* [DESCRIPTION OF THE TASK]
Write out the lines as a numbered list, from the first line down through the line containing "total-label: TOTAL PROYECTO", with both of those included and any blank lines skipped.

══ SOURCE MATERIAL

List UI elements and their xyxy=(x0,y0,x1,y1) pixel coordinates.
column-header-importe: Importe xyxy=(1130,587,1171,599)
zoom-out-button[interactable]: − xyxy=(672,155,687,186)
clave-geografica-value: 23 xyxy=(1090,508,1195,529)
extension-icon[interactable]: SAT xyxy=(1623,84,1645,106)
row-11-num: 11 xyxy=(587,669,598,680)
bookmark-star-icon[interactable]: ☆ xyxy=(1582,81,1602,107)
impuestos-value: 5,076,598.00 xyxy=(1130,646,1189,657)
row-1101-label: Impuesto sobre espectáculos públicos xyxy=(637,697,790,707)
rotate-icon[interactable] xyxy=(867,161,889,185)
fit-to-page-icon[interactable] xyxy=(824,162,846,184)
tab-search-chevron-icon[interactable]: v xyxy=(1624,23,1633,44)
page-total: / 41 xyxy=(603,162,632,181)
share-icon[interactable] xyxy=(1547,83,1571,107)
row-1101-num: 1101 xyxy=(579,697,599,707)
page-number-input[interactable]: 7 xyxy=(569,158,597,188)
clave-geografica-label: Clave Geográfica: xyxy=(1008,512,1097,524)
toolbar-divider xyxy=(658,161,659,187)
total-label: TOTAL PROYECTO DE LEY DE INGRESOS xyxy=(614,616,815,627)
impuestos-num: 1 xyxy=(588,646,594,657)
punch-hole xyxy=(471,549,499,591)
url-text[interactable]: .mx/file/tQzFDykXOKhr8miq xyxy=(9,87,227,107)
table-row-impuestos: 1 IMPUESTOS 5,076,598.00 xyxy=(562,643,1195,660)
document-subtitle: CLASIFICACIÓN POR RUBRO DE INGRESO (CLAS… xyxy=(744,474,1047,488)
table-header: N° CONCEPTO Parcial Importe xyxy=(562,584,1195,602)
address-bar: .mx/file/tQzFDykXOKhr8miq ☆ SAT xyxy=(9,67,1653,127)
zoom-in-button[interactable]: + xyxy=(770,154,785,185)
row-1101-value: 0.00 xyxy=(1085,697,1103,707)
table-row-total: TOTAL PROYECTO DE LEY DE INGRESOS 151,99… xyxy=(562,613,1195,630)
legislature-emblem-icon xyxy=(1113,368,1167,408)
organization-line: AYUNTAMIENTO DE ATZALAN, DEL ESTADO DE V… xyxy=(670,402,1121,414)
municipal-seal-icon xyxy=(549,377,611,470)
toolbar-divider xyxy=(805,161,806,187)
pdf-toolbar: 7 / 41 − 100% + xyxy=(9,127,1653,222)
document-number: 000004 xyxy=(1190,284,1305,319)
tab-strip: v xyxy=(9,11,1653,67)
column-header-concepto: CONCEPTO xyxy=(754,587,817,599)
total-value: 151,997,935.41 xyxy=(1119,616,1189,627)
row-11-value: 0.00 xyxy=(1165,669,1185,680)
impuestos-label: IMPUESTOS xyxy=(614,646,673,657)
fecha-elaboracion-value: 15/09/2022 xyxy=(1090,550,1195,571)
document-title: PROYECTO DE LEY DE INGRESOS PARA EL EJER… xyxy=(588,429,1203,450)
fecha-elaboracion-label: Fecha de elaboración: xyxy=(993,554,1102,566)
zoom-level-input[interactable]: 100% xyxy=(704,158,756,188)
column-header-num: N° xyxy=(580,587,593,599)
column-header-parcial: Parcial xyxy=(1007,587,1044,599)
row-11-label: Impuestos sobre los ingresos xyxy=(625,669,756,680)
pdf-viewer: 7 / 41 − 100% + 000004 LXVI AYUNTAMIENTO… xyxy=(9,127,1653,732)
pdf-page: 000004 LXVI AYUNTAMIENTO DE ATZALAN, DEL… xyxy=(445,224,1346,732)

════

* [RESPONSE BELOW]
1. List UI elements and their xyxy=(x0,y0,x1,y1) pixel coordinates.
2. column-header-importe: Importe xyxy=(1130,587,1171,599)
3. zoom-out-button[interactable]: − xyxy=(672,155,687,186)
4. clave-geografica-value: 23 xyxy=(1090,508,1195,529)
5. extension-icon[interactable]: SAT xyxy=(1623,84,1645,106)
6. row-11-num: 11 xyxy=(587,669,598,680)
7. bookmark-star-icon[interactable]: ☆ xyxy=(1582,81,1602,107)
8. impuestos-value: 5,076,598.00 xyxy=(1130,646,1189,657)
9. row-1101-label: Impuesto sobre espectáculos públicos xyxy=(637,697,790,707)
10. rotate-icon[interactable] xyxy=(867,161,889,185)
11. fit-to-page-icon[interactable] xyxy=(824,162,846,184)
12. tab-search-chevron-icon[interactable]: v xyxy=(1624,23,1633,44)
13. page-total: / 41 xyxy=(603,162,632,181)
14. share-icon[interactable] xyxy=(1547,83,1571,107)
15. row-1101-num: 1101 xyxy=(579,697,599,707)
16. page-number-input[interactable]: 7 xyxy=(569,158,597,188)
17. clave-geografica-label: Clave Geográfica: xyxy=(1008,512,1097,524)
18. toolbar-divider xyxy=(658,161,659,187)
19. total-label: TOTAL PROYECTO DE LEY DE INGRESOS xyxy=(614,616,815,627)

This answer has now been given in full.